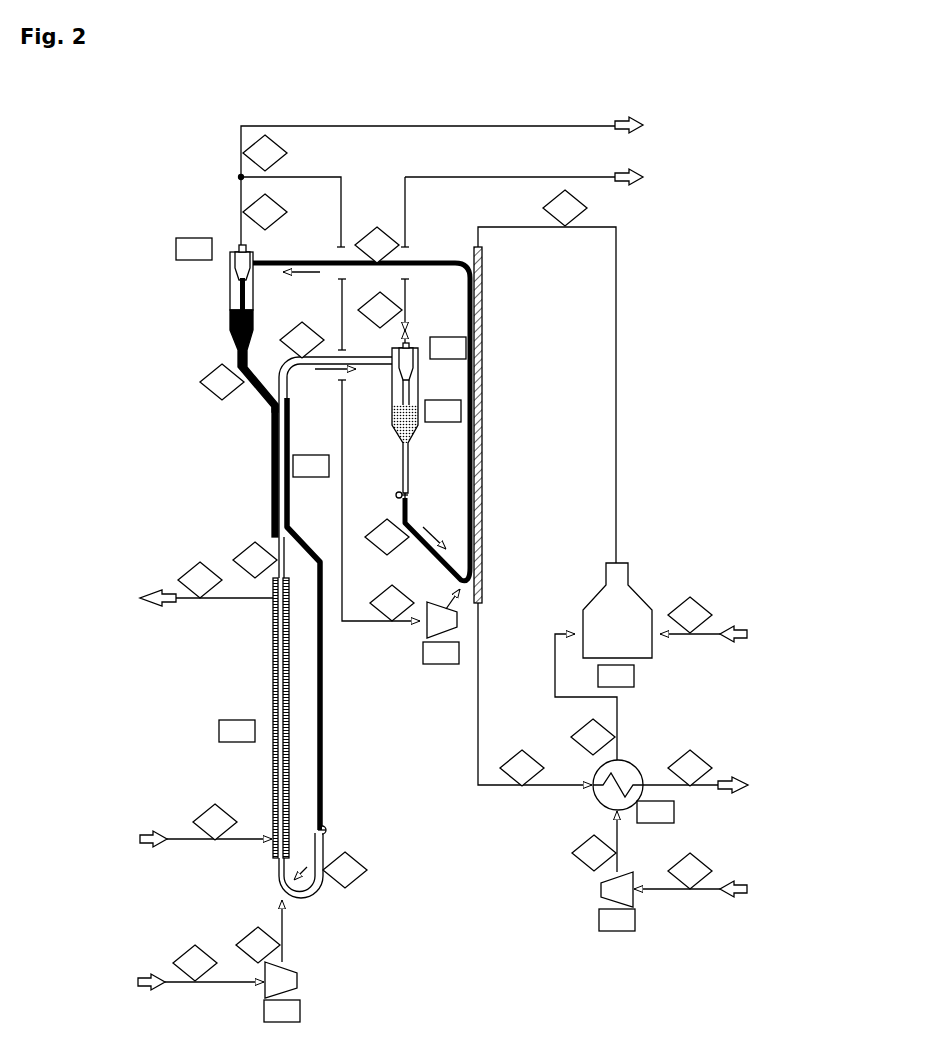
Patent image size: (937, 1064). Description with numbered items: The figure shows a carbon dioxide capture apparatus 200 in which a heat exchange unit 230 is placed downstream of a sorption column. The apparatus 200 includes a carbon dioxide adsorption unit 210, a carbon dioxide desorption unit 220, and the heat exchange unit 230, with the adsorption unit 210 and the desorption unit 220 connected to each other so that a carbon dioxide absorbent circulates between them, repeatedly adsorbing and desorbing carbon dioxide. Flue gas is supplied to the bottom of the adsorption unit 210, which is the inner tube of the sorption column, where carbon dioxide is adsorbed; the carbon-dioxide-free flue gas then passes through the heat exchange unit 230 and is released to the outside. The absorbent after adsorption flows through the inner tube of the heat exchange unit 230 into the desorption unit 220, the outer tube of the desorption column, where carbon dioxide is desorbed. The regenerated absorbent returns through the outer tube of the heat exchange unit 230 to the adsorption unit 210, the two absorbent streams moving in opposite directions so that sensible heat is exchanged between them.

The carbon dioxide capture apparatus 200 is at (201, 122).
The carbon dioxide adsorption unit 210 is at (266, 658).
The carbon dioxide desorption unit 220 is at (492, 394).
The heat exchange unit 230 is at (266, 462).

========

Output every line of all the items verbatim, omitting the pictures.

Finished task:
Patent image size: (937, 1064). Description with numbered items: The figure shows a carbon dioxide capture apparatus 200 in which a heat exchange unit 230 is placed downstream of a sorption column. The apparatus 200 includes a carbon dioxide adsorption unit 210, a carbon dioxide desorption unit 220, and the heat exchange unit 230, with the adsorption unit 210 and the desorption unit 220 connected to each other so that a carbon dioxide absorbent circulates between them, repeatedly adsorbing and desorbing carbon dioxide. Flue gas is supplied to the bottom of the adsorption unit 210, which is the inner tube of the sorption column, where carbon dioxide is adsorbed; the carbon-dioxide-free flue gas then passes through the heat exchange unit 230 and is released to the outside. The absorbent after adsorption flows through the inner tube of the heat exchange unit 230 into the desorption unit 220, the outer tube of the desorption column, where carbon dioxide is desorbed. The regenerated absorbent returns through the outer tube of the heat exchange unit 230 to the adsorption unit 210, the two absorbent streams moving in opposite directions so that sensible heat is exchanged between them.

The carbon dioxide capture apparatus 200 is at (201, 122).
The carbon dioxide adsorption unit 210 is at (266, 658).
The carbon dioxide desorption unit 220 is at (492, 394).
The heat exchange unit 230 is at (266, 462).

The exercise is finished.